** begin Recorded information **

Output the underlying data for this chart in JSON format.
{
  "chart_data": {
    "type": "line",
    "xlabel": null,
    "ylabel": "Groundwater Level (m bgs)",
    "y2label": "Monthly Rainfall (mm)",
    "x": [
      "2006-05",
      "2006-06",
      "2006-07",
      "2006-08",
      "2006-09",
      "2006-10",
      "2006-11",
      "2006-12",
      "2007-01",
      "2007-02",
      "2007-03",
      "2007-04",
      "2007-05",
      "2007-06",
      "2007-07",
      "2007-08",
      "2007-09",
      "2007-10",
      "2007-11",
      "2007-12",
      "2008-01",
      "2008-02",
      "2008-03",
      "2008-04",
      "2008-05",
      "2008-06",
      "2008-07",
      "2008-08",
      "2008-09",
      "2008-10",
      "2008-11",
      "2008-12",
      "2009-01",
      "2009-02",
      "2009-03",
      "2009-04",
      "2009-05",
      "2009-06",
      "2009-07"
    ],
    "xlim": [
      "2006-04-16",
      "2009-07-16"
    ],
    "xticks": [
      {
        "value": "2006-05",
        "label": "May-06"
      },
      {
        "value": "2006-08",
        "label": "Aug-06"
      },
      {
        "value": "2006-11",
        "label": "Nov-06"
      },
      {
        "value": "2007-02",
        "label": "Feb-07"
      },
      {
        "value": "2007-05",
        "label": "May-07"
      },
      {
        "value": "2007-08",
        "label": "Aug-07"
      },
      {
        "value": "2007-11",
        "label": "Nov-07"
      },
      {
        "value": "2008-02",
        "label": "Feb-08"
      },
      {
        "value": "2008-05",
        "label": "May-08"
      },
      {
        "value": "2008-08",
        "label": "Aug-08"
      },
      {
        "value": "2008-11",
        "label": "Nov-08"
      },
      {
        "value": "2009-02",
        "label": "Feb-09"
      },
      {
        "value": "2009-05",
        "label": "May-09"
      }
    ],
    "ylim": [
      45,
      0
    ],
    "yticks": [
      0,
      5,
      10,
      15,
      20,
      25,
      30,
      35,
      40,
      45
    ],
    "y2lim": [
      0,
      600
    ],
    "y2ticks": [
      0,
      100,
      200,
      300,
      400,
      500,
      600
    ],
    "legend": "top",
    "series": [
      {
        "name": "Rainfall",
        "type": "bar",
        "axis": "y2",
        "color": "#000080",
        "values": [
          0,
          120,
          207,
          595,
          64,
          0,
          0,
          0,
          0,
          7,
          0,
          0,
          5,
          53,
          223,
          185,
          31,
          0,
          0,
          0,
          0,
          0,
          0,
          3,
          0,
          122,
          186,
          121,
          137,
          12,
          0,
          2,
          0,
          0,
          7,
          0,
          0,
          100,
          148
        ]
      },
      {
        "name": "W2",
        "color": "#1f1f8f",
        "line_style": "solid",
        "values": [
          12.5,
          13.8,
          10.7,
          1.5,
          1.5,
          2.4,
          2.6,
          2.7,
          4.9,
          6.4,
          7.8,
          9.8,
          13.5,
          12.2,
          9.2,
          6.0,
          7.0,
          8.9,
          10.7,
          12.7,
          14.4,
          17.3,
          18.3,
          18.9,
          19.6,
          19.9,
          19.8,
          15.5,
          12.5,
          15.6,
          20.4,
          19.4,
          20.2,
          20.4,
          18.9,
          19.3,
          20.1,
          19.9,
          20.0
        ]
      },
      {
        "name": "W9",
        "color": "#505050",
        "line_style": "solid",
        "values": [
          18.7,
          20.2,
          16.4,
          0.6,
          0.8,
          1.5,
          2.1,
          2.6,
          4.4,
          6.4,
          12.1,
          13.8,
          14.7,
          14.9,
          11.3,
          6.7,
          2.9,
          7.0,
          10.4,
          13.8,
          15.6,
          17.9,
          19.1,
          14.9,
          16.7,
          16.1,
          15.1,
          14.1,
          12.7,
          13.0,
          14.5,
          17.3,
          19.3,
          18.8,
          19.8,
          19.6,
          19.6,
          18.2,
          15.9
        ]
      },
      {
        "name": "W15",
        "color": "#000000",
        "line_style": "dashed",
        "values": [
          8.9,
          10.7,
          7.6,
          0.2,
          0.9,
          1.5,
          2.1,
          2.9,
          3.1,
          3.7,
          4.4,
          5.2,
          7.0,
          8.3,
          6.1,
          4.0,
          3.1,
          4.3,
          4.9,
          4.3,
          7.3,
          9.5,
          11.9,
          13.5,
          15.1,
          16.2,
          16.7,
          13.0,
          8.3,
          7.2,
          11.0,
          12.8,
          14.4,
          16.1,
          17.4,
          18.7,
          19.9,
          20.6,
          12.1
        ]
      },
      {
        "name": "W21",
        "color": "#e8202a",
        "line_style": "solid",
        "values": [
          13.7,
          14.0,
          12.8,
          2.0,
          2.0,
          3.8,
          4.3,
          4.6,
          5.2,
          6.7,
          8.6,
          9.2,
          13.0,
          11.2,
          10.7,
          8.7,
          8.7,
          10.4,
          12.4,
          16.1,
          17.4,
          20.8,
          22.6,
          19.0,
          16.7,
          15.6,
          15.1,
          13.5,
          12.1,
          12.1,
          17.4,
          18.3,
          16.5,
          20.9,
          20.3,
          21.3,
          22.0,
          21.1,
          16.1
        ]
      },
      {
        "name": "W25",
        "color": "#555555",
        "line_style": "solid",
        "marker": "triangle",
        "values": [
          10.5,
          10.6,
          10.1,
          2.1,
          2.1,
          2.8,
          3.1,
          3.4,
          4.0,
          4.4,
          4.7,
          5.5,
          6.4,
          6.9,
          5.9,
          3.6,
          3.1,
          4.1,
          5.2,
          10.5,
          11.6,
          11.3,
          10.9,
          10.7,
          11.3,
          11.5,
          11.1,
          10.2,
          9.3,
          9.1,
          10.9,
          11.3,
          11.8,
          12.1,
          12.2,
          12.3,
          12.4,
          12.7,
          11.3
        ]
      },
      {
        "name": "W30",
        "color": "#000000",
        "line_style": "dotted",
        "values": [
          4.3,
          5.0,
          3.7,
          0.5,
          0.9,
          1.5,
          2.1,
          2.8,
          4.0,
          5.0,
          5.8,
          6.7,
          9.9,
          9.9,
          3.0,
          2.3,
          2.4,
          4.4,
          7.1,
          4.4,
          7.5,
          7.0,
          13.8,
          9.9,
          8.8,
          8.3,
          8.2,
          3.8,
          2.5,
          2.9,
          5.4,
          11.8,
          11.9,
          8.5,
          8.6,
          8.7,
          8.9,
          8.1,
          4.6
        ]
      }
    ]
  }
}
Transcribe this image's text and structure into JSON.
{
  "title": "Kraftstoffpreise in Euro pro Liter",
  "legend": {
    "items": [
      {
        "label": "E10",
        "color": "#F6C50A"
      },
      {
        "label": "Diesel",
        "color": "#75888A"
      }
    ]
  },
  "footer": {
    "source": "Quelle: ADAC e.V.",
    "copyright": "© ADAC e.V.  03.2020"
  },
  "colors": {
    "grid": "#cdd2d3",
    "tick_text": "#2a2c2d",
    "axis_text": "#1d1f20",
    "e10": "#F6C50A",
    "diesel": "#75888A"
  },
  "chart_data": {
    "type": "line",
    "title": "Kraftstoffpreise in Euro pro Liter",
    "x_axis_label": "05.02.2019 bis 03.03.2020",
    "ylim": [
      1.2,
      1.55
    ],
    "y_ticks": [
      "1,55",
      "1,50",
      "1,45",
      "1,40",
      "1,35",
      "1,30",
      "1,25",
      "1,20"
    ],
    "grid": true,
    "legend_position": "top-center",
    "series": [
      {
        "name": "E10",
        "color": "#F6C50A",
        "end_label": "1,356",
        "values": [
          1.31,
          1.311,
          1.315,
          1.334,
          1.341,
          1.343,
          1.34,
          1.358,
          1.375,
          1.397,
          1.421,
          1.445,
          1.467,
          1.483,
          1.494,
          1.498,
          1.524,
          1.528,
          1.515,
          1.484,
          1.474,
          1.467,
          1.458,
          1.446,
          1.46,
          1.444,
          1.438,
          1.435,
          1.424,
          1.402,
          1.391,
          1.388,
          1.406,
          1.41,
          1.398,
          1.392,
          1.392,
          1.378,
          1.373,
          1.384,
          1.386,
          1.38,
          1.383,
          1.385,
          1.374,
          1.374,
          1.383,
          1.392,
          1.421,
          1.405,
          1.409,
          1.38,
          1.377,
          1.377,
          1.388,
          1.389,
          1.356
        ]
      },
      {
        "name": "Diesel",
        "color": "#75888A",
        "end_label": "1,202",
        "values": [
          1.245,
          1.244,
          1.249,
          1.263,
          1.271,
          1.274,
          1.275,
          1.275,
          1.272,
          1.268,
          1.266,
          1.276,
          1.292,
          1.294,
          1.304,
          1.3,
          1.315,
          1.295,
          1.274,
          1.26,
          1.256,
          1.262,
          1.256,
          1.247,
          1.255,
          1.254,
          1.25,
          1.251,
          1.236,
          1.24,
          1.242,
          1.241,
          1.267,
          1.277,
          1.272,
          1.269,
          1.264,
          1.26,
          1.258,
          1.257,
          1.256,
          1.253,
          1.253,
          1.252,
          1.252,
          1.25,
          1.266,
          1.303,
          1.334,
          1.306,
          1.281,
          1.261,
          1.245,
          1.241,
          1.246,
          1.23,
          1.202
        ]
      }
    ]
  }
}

** end Recorded information **

→ **Do this**: Go through the material and select each line with the string "Kraftstoffpreise" in it.

→ **Written reply**:
  "title": "Kraftstoffpreise in Euro pro Liter",
    "title": "Kraftstoffpreise in Euro pro Liter",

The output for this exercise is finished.